GIVEN TASK =
Copy every line that holds "source".

================================

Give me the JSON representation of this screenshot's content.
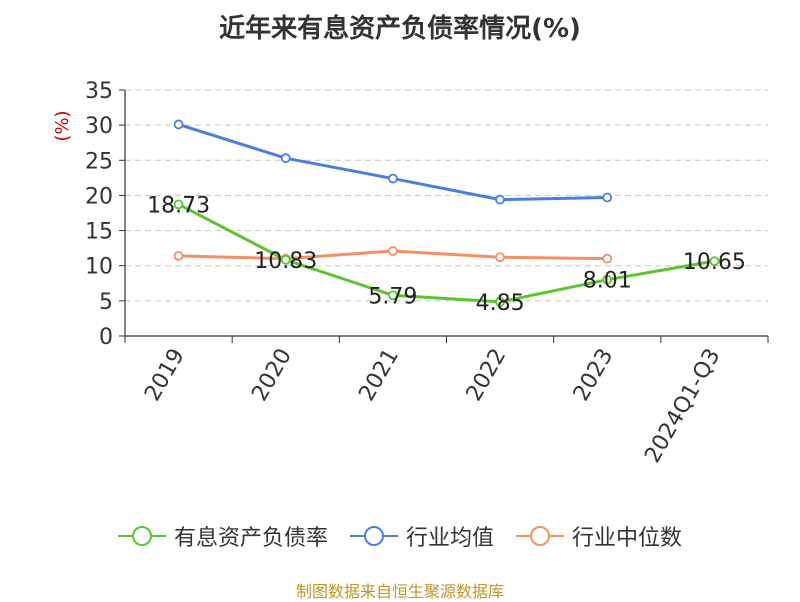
{
  "title": "近年来有息资产负债率情况(%)",
  "source": "制图数据来自恒生聚源数据库",
  "chart_data": {
    "type": "line",
    "title": "近年来有息资产负债率情况(%)",
    "ylabel": "(%)",
    "ylim": [
      0,
      35
    ],
    "yticks": [
      0,
      5,
      10,
      15,
      20,
      25,
      30,
      35
    ],
    "categories": [
      "2019",
      "2020",
      "2021",
      "2022",
      "2023",
      "2024Q1-Q3"
    ],
    "grid": true,
    "legend_position": "bottom",
    "series": [
      {
        "name": "有息资产负债率",
        "color": "#5ac52e",
        "values": [
          18.73,
          10.83,
          5.79,
          4.85,
          8.01,
          10.65
        ],
        "labels": [
          "18.73",
          "10.83",
          "5.79",
          "4.85",
          "8.01",
          "10.65"
        ]
      },
      {
        "name": "行业均值",
        "color": "#4a7fde",
        "values": [
          30.1,
          25.3,
          22.4,
          19.4,
          19.7,
          null
        ]
      },
      {
        "name": "行业中位数",
        "color": "#f59062",
        "values": [
          11.4,
          11.0,
          12.1,
          11.2,
          11.0,
          null
        ]
      }
    ]
  }
}
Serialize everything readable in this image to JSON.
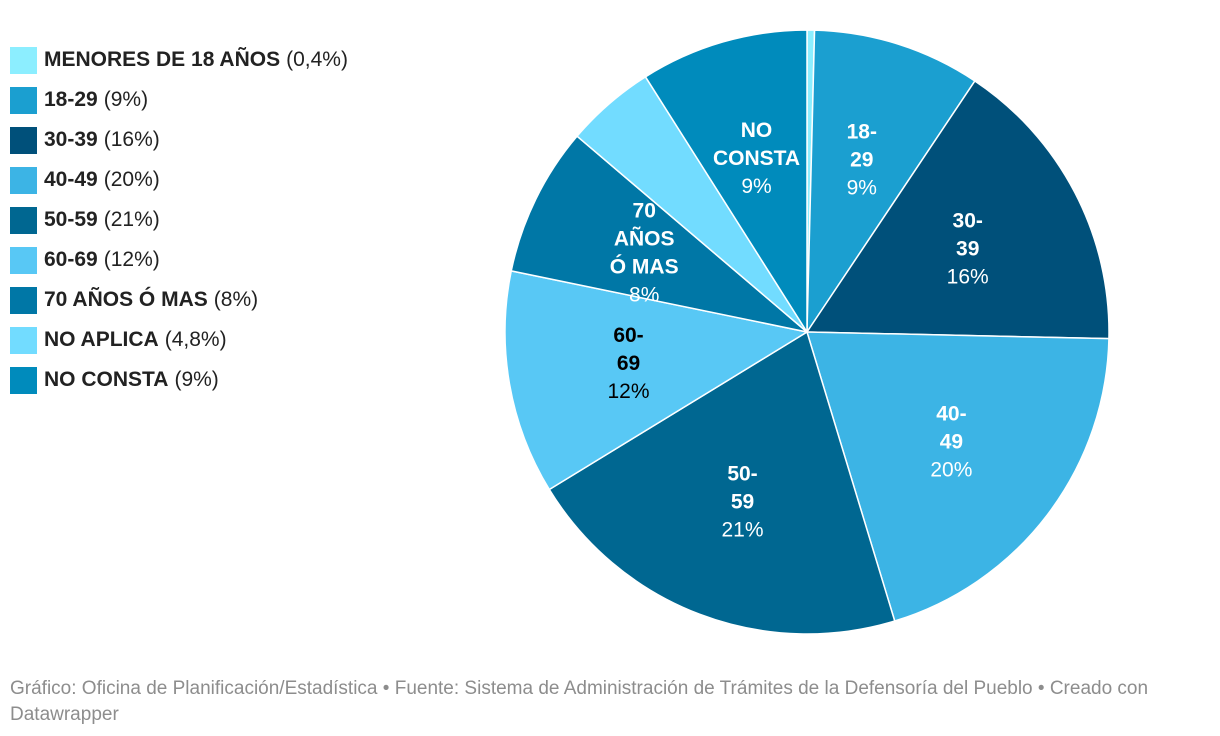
{
  "chart_data": {
    "type": "pie",
    "slices": [
      {
        "label": "MENORES DE 18 AÑOS",
        "pct_label": "0,4%",
        "value": 0.4,
        "color": "#8ceeff",
        "chart_label": [],
        "label_color": "#000000"
      },
      {
        "label": "18-29",
        "pct_label": "9%",
        "value": 9,
        "color": "#1b9fd0",
        "chart_label": [
          "18-",
          "29"
        ],
        "label_color": "#ffffff"
      },
      {
        "label": "30-39",
        "pct_label": "16%",
        "value": 16,
        "color": "#00507a",
        "chart_label": [
          "30-",
          "39"
        ],
        "label_color": "#ffffff"
      },
      {
        "label": "40-49",
        "pct_label": "20%",
        "value": 20,
        "color": "#3cb4e5",
        "chart_label": [
          "40-",
          "49"
        ],
        "label_color": "#ffffff"
      },
      {
        "label": "50-59",
        "pct_label": "21%",
        "value": 21,
        "color": "#006791",
        "chart_label": [
          "50-",
          "59"
        ],
        "label_color": "#ffffff"
      },
      {
        "label": "60-69",
        "pct_label": "12%",
        "value": 12,
        "color": "#58c8f5",
        "chart_label": [
          "60-",
          "69"
        ],
        "label_color": "#000000"
      },
      {
        "label": "70 AÑOS Ó MAS",
        "pct_label": "8%",
        "value": 8,
        "color": "#0077a6",
        "chart_label": [
          "70",
          "AÑOS",
          "Ó MAS"
        ],
        "label_color": "#ffffff"
      },
      {
        "label": "NO APLICA",
        "pct_label": "4,8%",
        "value": 4.8,
        "color": "#72dcff",
        "chart_label": [],
        "label_color": "#000000"
      },
      {
        "label": "NO CONSTA",
        "pct_label": "9%",
        "value": 9,
        "color": "#008bbc",
        "chart_label": [
          "NO",
          "CONSTA"
        ],
        "label_color": "#ffffff"
      }
    ],
    "legend_position": "top-left"
  },
  "footer": {
    "text": "Gráfico: Oficina de Planificación/Estadística • Fuente: Sistema de Administración de Trámites de la Defensoría del Pueblo • Creado con Datawrapper"
  }
}
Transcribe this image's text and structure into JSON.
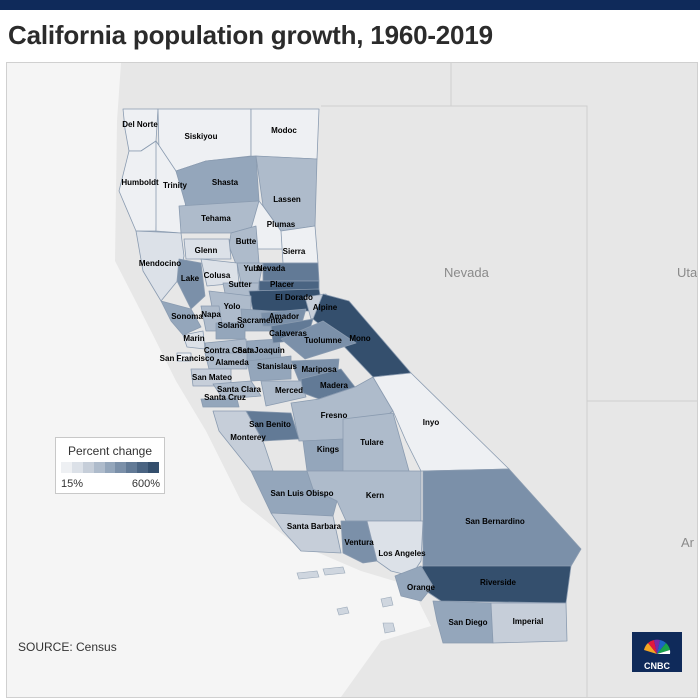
{
  "title": "California population growth, 1960-2019",
  "source": "SOURCE: Census",
  "logo_text": "CNBC",
  "legend": {
    "title": "Percent change",
    "min_label": "15%",
    "max_label": "600%",
    "colors": [
      "#eef0f3",
      "#dce1e8",
      "#c6ced9",
      "#aebbcb",
      "#94a6bb",
      "#7b90a9",
      "#627a96",
      "#4a6482",
      "#344f6d"
    ]
  },
  "state_labels": [
    "Nevada",
    "Uta",
    "Ar"
  ],
  "counties": [
    {
      "name": "Del Norte",
      "level": 0
    },
    {
      "name": "Siskiyou",
      "level": 0
    },
    {
      "name": "Modoc",
      "level": 0
    },
    {
      "name": "Humboldt",
      "level": 0
    },
    {
      "name": "Trinity",
      "level": 0
    },
    {
      "name": "Shasta",
      "level": 4
    },
    {
      "name": "Lassen",
      "level": 3
    },
    {
      "name": "Tehama",
      "level": 3
    },
    {
      "name": "Plumas",
      "level": 0
    },
    {
      "name": "Butte",
      "level": 3
    },
    {
      "name": "Mendocino",
      "level": 1
    },
    {
      "name": "Glenn",
      "level": 1
    },
    {
      "name": "Sierra",
      "level": 0
    },
    {
      "name": "Yuba",
      "level": 3
    },
    {
      "name": "Nevada",
      "level": 6
    },
    {
      "name": "Lake",
      "level": 5
    },
    {
      "name": "Colusa",
      "level": 1
    },
    {
      "name": "Sutter",
      "level": 3
    },
    {
      "name": "Placer",
      "level": 7
    },
    {
      "name": "El Dorado",
      "level": 8
    },
    {
      "name": "Yolo",
      "level": 3
    },
    {
      "name": "Sonoma",
      "level": 4
    },
    {
      "name": "Napa",
      "level": 3
    },
    {
      "name": "Sacramento",
      "level": 4
    },
    {
      "name": "Solano",
      "level": 4
    },
    {
      "name": "Alpine",
      "level": 2
    },
    {
      "name": "Amador",
      "level": 5
    },
    {
      "name": "Marin",
      "level": 1
    },
    {
      "name": "Contra Costa",
      "level": 3
    },
    {
      "name": "San Joaquin",
      "level": 4
    },
    {
      "name": "Calaveras",
      "level": 6
    },
    {
      "name": "Mono",
      "level": 8
    },
    {
      "name": "San Francisco",
      "level": 0
    },
    {
      "name": "Alameda",
      "level": 3
    },
    {
      "name": "Tuolumne",
      "level": 5
    },
    {
      "name": "Stanislaus",
      "level": 4
    },
    {
      "name": "San Mateo",
      "level": 2
    },
    {
      "name": "Mariposa",
      "level": 5
    },
    {
      "name": "Santa Clara",
      "level": 3
    },
    {
      "name": "Santa Cruz",
      "level": 4
    },
    {
      "name": "Merced",
      "level": 3
    },
    {
      "name": "Madera",
      "level": 6
    },
    {
      "name": "Fresno",
      "level": 3
    },
    {
      "name": "Inyo",
      "level": 0
    },
    {
      "name": "San Benito",
      "level": 6
    },
    {
      "name": "Monterey",
      "level": 2
    },
    {
      "name": "Kings",
      "level": 4
    },
    {
      "name": "Tulare",
      "level": 3
    },
    {
      "name": "San Luis Obispo",
      "level": 4
    },
    {
      "name": "Kern",
      "level": 3
    },
    {
      "name": "Santa Barbara",
      "level": 2
    },
    {
      "name": "Ventura",
      "level": 5
    },
    {
      "name": "Los Angeles",
      "level": 1
    },
    {
      "name": "San Bernardino",
      "level": 5
    },
    {
      "name": "Riverside",
      "level": 8
    },
    {
      "name": "Orange",
      "level": 4
    },
    {
      "name": "San Diego",
      "level": 4
    },
    {
      "name": "Imperial",
      "level": 2
    }
  ]
}
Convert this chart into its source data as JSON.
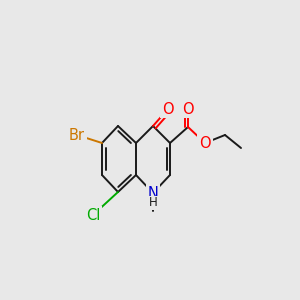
{
  "background_color": "#e8e8e8",
  "bond_color": "#1a1a1a",
  "atom_colors": {
    "O": "#ff0000",
    "N": "#0000cc",
    "Br": "#cc7700",
    "Cl": "#00aa00",
    "C": "#1a1a1a",
    "H": "#1a1a1a"
  },
  "bond_width": 1.4,
  "font_size_atoms": 10.5,
  "font_size_sub": 8.5
}
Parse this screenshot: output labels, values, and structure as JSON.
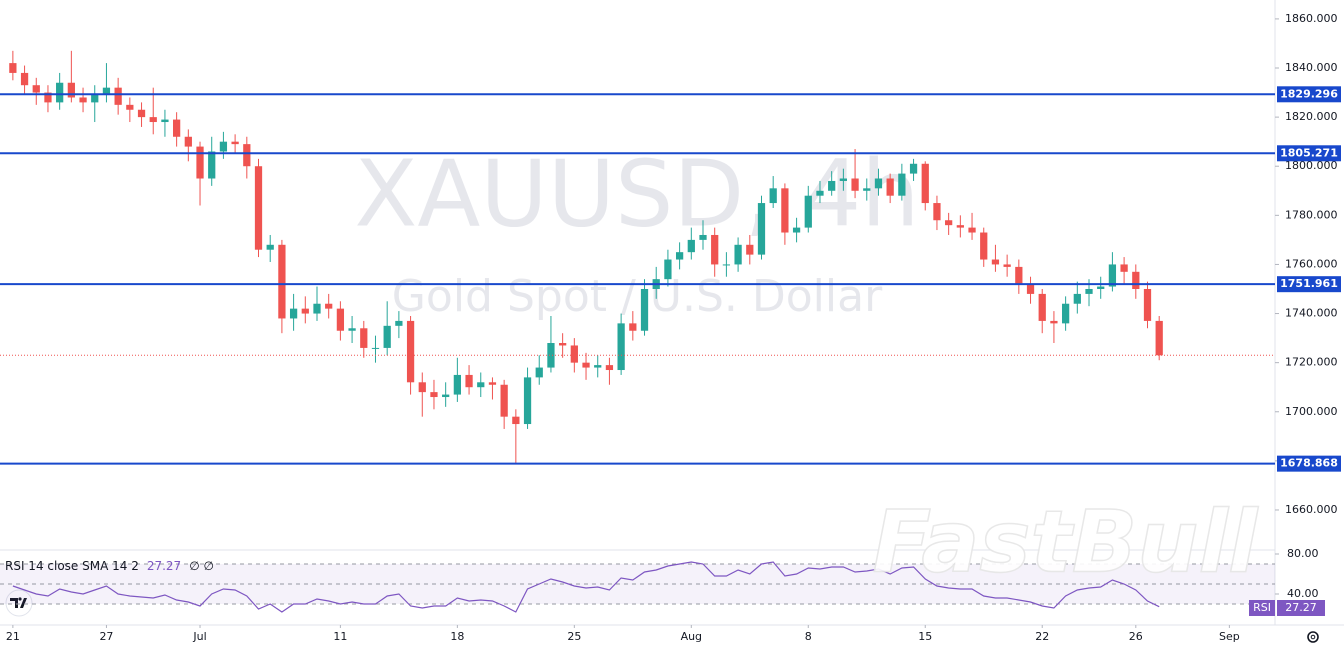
{
  "chart_data": {
    "type": "candlestick",
    "title": "XAUUSD, 4h",
    "subtitle": "Gold Spot / U.S. Dollar",
    "watermark": "FastBull",
    "xlim": [
      -1.1,
      107.9
    ],
    "xticks": [
      {
        "value": 0,
        "label": "21"
      },
      {
        "value": 8,
        "label": "27"
      },
      {
        "value": 16,
        "label": "Jul"
      },
      {
        "value": 28,
        "label": "11"
      },
      {
        "value": 38,
        "label": "18"
      },
      {
        "value": 48,
        "label": "25"
      },
      {
        "value": 58,
        "label": "Aug"
      },
      {
        "value": 68,
        "label": "8"
      },
      {
        "value": 78,
        "label": "15"
      },
      {
        "value": 88,
        "label": "22"
      },
      {
        "value": 96,
        "label": "26"
      },
      {
        "value": 104,
        "label": "Sep"
      }
    ],
    "ylim": [
      1643.7,
      1867.7
    ],
    "yticks": [
      {
        "value": 1660,
        "label": "1660.000"
      },
      {
        "value": 1680,
        "label": "1680.000"
      },
      {
        "value": 1700,
        "label": "1700.000"
      },
      {
        "value": 1720,
        "label": "1720.000"
      },
      {
        "value": 1740,
        "label": "1740.000"
      },
      {
        "value": 1760,
        "label": "1760.000"
      },
      {
        "value": 1780,
        "label": "1780.000"
      },
      {
        "value": 1800,
        "label": "1800.000"
      },
      {
        "value": 1820,
        "label": "1820.000"
      },
      {
        "value": 1840,
        "label": "1840.000"
      },
      {
        "value": 1860,
        "label": "1860.000"
      }
    ],
    "up_color": "#26a69a",
    "down_color": "#ef5350",
    "open": [
      1842,
      1838,
      1833,
      1830,
      1826,
      1834,
      1828,
      1826,
      1829,
      1832,
      1825,
      1823,
      1820,
      1818,
      1819,
      1812,
      1808,
      1795,
      1806,
      1810,
      1809,
      1800,
      1766,
      1768,
      1738,
      1742,
      1740,
      1744,
      1742,
      1733,
      1734,
      1726,
      1726,
      1735,
      1737,
      1712,
      1708,
      1706,
      1707,
      1715,
      1710,
      1712,
      1711,
      1698,
      1695,
      1714,
      1718,
      1728,
      1727,
      1720,
      1718,
      1719,
      1717,
      1736,
      1733,
      1750,
      1754,
      1762,
      1765,
      1770,
      1772,
      1760,
      1760,
      1768,
      1764,
      1785,
      1791,
      1773,
      1775,
      1788,
      1790,
      1794,
      1795,
      1790,
      1791,
      1795,
      1788,
      1797,
      1801,
      1785,
      1778,
      1776,
      1775,
      1773,
      1762,
      1760,
      1759,
      1752,
      1748,
      1737,
      1736,
      1744,
      1748,
      1750,
      1751,
      1760,
      1757,
      1750,
      1737
    ],
    "high": [
      1847,
      1841,
      1836,
      1833,
      1838,
      1847,
      1832,
      1833,
      1842,
      1836,
      1828,
      1826,
      1832,
      1823,
      1822,
      1815,
      1810,
      1812,
      1814,
      1813,
      1812,
      1803,
      1772,
      1770,
      1748,
      1747,
      1751,
      1748,
      1745,
      1739,
      1737,
      1731,
      1745,
      1741,
      1739,
      1716,
      1713,
      1712,
      1722,
      1719,
      1716,
      1714,
      1713,
      1701,
      1718,
      1723,
      1739,
      1732,
      1730,
      1724,
      1723,
      1722,
      1740,
      1741,
      1754,
      1759,
      1766,
      1769,
      1775,
      1778,
      1775,
      1765,
      1771,
      1772,
      1788,
      1796,
      1793,
      1779,
      1792,
      1794,
      1798,
      1799,
      1807,
      1795,
      1799,
      1797,
      1801,
      1803,
      1802,
      1788,
      1781,
      1780,
      1781,
      1775,
      1768,
      1764,
      1762,
      1755,
      1750,
      1741,
      1747,
      1753,
      1754,
      1755,
      1765,
      1763,
      1760,
      1753,
      1739
    ],
    "low": [
      1835,
      1829,
      1825,
      1822,
      1823,
      1826,
      1822,
      1818,
      1826,
      1821,
      1818,
      1816,
      1813,
      1812,
      1808,
      1802,
      1784,
      1792,
      1803,
      1805,
      1795,
      1763,
      1761,
      1732,
      1733,
      1736,
      1737,
      1738,
      1729,
      1728,
      1722,
      1720,
      1723,
      1730,
      1707,
      1698,
      1701,
      1702,
      1704,
      1707,
      1706,
      1705,
      1693,
      1679,
      1693,
      1711,
      1716,
      1722,
      1716,
      1713,
      1714,
      1711,
      1715,
      1729,
      1731,
      1746,
      1751,
      1758,
      1762,
      1766,
      1755,
      1755,
      1757,
      1760,
      1762,
      1783,
      1768,
      1769,
      1773,
      1785,
      1788,
      1790,
      1787,
      1786,
      1788,
      1785,
      1786,
      1794,
      1782,
      1774,
      1772,
      1771,
      1770,
      1759,
      1757,
      1755,
      1748,
      1744,
      1732,
      1728,
      1733,
      1740,
      1743,
      1746,
      1749,
      1752,
      1746,
      1734,
      1721
    ],
    "close": [
      1838,
      1833,
      1830,
      1826,
      1834,
      1828,
      1826,
      1829,
      1832,
      1825,
      1823,
      1820,
      1818,
      1819,
      1812,
      1808,
      1795,
      1806,
      1810,
      1809,
      1800,
      1766,
      1768,
      1738,
      1742,
      1740,
      1744,
      1742,
      1733,
      1734,
      1726,
      1726,
      1735,
      1737,
      1712,
      1708,
      1706,
      1707,
      1715,
      1710,
      1712,
      1711,
      1698,
      1695,
      1714,
      1718,
      1728,
      1727,
      1720,
      1718,
      1719,
      1717,
      1736,
      1733,
      1750,
      1754,
      1762,
      1765,
      1770,
      1772,
      1760,
      1760,
      1768,
      1764,
      1785,
      1791,
      1773,
      1775,
      1788,
      1790,
      1794,
      1795,
      1790,
      1791,
      1795,
      1788,
      1797,
      1801,
      1785,
      1778,
      1776,
      1775,
      1773,
      1762,
      1760,
      1759,
      1752,
      1748,
      1737,
      1736,
      1744,
      1748,
      1750,
      1751,
      1760,
      1757,
      1750,
      1737,
      1723
    ],
    "levels": [
      1829.296,
      1805.271,
      1751.961,
      1678.868
    ],
    "level_color": "#1848cc",
    "indicator": {
      "type": "line",
      "name": "RSI 14 close SMA 14 2",
      "label": "RSI",
      "extra_values": "∅  ∅",
      "color": "#7e57c2",
      "ylim": [
        9,
        84
      ],
      "yticks": [
        {
          "value": 80,
          "label": "80.00"
        },
        {
          "value": 40,
          "label": "40.00"
        }
      ],
      "bands": [
        70,
        50,
        30
      ],
      "values": [
        48,
        44,
        40,
        38,
        45,
        42,
        40,
        44,
        48,
        40,
        38,
        37,
        36,
        39,
        34,
        32,
        28,
        40,
        45,
        44,
        38,
        25,
        30,
        22,
        30,
        30,
        35,
        33,
        30,
        32,
        30,
        30,
        38,
        40,
        28,
        26,
        28,
        28,
        36,
        33,
        34,
        33,
        28,
        22,
        45,
        50,
        55,
        52,
        48,
        46,
        47,
        44,
        56,
        54,
        62,
        64,
        68,
        70,
        72,
        70,
        58,
        58,
        64,
        60,
        70,
        72,
        58,
        60,
        66,
        65,
        67,
        67,
        62,
        63,
        65,
        60,
        66,
        67,
        55,
        48,
        46,
        45,
        45,
        38,
        36,
        36,
        34,
        32,
        28,
        26,
        38,
        44,
        46,
        47,
        54,
        50,
        44,
        33,
        27.27
      ]
    }
  }
}
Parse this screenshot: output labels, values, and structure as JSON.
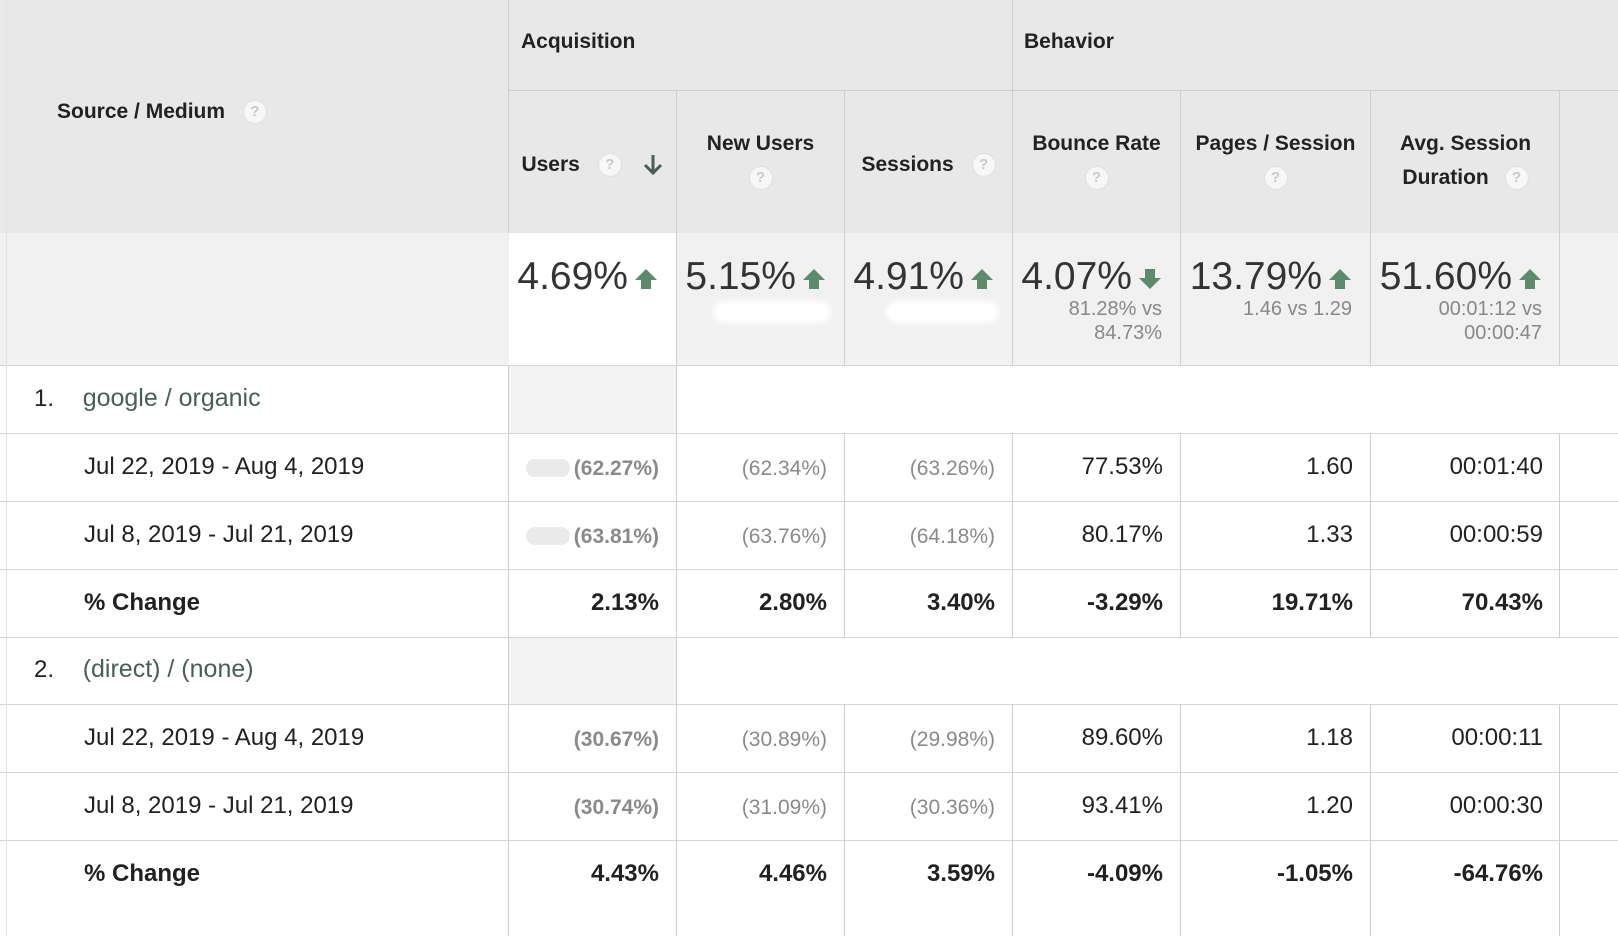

================================

THE SOLUTION =
  "source": "制图数据来自恒生聚源数据库",
  "source": "SOURCE: Census",
Convert this chart into its source data as JSON.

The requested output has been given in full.